Direction: Here are some records. Copy each one exactly.

Dataset items
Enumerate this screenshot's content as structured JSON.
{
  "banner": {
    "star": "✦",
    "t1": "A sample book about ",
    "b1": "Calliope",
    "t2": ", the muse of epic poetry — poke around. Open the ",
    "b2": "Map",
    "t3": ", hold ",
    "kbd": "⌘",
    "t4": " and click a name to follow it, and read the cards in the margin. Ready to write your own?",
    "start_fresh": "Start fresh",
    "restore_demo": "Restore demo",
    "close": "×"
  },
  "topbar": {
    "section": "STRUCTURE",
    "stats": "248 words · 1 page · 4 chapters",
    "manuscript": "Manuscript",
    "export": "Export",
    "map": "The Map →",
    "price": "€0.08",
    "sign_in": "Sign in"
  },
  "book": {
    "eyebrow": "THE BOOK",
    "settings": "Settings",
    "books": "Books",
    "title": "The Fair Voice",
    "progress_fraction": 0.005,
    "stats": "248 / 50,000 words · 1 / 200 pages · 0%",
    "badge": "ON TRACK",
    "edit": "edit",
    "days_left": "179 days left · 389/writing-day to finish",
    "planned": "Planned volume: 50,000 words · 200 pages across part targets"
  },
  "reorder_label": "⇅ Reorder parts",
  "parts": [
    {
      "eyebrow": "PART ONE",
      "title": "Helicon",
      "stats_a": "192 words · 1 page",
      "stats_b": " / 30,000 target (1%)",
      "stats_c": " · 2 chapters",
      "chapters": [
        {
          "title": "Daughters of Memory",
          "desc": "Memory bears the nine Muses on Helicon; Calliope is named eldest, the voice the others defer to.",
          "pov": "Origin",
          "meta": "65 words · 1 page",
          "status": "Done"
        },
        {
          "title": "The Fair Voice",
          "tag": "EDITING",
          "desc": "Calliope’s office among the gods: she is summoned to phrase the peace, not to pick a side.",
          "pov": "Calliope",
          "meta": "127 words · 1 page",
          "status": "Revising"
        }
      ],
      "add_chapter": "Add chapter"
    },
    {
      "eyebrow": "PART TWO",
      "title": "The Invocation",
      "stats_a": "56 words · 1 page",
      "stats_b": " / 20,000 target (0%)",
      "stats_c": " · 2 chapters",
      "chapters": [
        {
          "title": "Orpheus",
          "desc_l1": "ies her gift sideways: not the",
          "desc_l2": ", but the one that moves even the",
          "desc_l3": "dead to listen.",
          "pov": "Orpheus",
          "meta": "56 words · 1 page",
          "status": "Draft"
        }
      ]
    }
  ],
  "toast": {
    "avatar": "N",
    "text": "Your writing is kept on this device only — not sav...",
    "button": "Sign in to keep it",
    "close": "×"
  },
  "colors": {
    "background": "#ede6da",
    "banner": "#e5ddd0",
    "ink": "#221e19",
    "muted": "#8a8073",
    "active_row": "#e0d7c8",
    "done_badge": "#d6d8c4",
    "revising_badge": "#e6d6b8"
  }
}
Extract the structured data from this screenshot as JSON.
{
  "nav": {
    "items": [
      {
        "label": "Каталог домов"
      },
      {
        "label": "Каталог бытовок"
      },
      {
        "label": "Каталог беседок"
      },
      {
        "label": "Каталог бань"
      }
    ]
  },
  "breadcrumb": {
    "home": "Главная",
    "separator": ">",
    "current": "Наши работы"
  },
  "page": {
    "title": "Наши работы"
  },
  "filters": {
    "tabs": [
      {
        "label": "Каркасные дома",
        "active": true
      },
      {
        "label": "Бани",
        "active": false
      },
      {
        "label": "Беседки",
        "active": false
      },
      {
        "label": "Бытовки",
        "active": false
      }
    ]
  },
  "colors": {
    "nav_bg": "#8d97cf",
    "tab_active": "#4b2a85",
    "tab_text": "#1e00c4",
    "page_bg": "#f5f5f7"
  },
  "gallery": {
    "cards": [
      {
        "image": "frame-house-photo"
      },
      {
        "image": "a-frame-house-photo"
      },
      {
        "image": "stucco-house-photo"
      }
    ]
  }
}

Exercise solution:
Enumerate this screenshot's content as structured JSON.
{
  "banner": {
    "star": "✦",
    "t1": "A sample book about ",
    "b1": "Calliope",
    "t2": ", the muse of epic poetry — poke around. Open the ",
    "b2": "Map",
    "t3": ", hold ",
    "kbd": "⌘",
    "t4": " and click a name to follow it, and read the cards in the margin. Ready to write your own?",
    "start_fresh": "Start fresh",
    "restore_demo": "Restore demo",
    "close": "×"
  },
  "topbar": {
    "section": "STRUCTURE",
    "stats": "248 words · 1 page · 4 chapters",
    "manuscript": "Manuscript",
    "export": "Export",
    "map": "The Map →",
    "price": "€0.08",
    "sign_in": "Sign in"
  },
  "book": {
    "eyebrow": "THE BOOK",
    "settings": "Settings",
    "books": "Books",
    "title": "The Fair Voice",
    "progress_fraction": 0.005,
    "stats": "248 / 50,000 words · 1 / 200 pages · 0%",
    "badge": "ON TRACK",
    "edit": "edit",
    "days_left": "179 days left · 389/writing-day to finish",
    "planned": "Planned volume: 50,000 words · 200 pages across part targets"
  },
  "reorder_label": "⇅ Reorder parts",
  "parts": [
    {
      "eyebrow": "PART ONE",
      "title": "Helicon",
      "stats_a": "192 words · 1 page",
      "stats_b": " / 30,000 target (1%)",
      "stats_c": " · 2 chapters",
      "chapters": [
        {
          "title": "Daughters of Memory",
          "desc": "Memory bears the nine Muses on Helicon; Calliope is named eldest, the voice the others defer to.",
          "pov": "Origin",
          "meta": "65 words · 1 page",
          "status": "Done"
        },
        {
          "title": "The Fair Voice",
          "tag": "EDITING",
          "desc": "Calliope’s office among the gods: she is summoned to phrase the peace, not to pick a side.",
          "pov": "Calliope",
          "meta": "127 words · 1 page",
          "status": "Revising"
        }
      ],
      "add_chapter": "Add chapter"
    },
    {
      "eyebrow": "PART TWO",
      "title": "The Invocation",
      "stats_a": "56 words · 1 page",
      "stats_b": " / 20,000 target (0%)",
      "stats_c": " · 2 chapters",
      "chapters": [
        {
          "title": "Orpheus",
          "desc_l1": "ies her gift sideways: not the",
          "desc_l2": ", but the one that moves even the",
          "desc_l3": "dead to listen.",
          "pov": "Orpheus",
          "meta": "56 words · 1 page",
          "status": "Draft"
        }
      ]
    }
  ],
  "toast": {
    "avatar": "N",
    "text": "Your writing is kept on this device only — not sav...",
    "button": "Sign in to keep it",
    "close": "×"
  },
  "colors": {
    "background": "#ede6da",
    "banner": "#e5ddd0",
    "ink": "#221e19",
    "muted": "#8a8073",
    "active_row": "#e0d7c8",
    "done_badge": "#d6d8c4",
    "revising_badge": "#e6d6b8"
  }
}
Extract the structured data from this screenshot as JSON.
{
  "nav": {
    "items": [
      {
        "label": "Каталог домов"
      },
      {
        "label": "Каталог бытовок"
      },
      {
        "label": "Каталог беседок"
      },
      {
        "label": "Каталог бань"
      }
    ]
  },
  "breadcrumb": {
    "home": "Главная",
    "separator": ">",
    "current": "Наши работы"
  },
  "page": {
    "title": "Наши работы"
  },
  "filters": {
    "tabs": [
      {
        "label": "Каркасные дома",
        "active": true
      },
      {
        "label": "Бани",
        "active": false
      },
      {
        "label": "Беседки",
        "active": false
      },
      {
        "label": "Бытовки",
        "active": false
      }
    ]
  },
  "colors": {
    "nav_bg": "#8d97cf",
    "tab_active": "#4b2a85",
    "tab_text": "#1e00c4",
    "page_bg": "#f5f5f7"
  },
  "gallery": {
    "cards": [
      {
        "image": "frame-house-photo"
      },
      {
        "image": "a-frame-house-photo"
      },
      {
        "image": "stucco-house-photo"
      }
    ]
  }
}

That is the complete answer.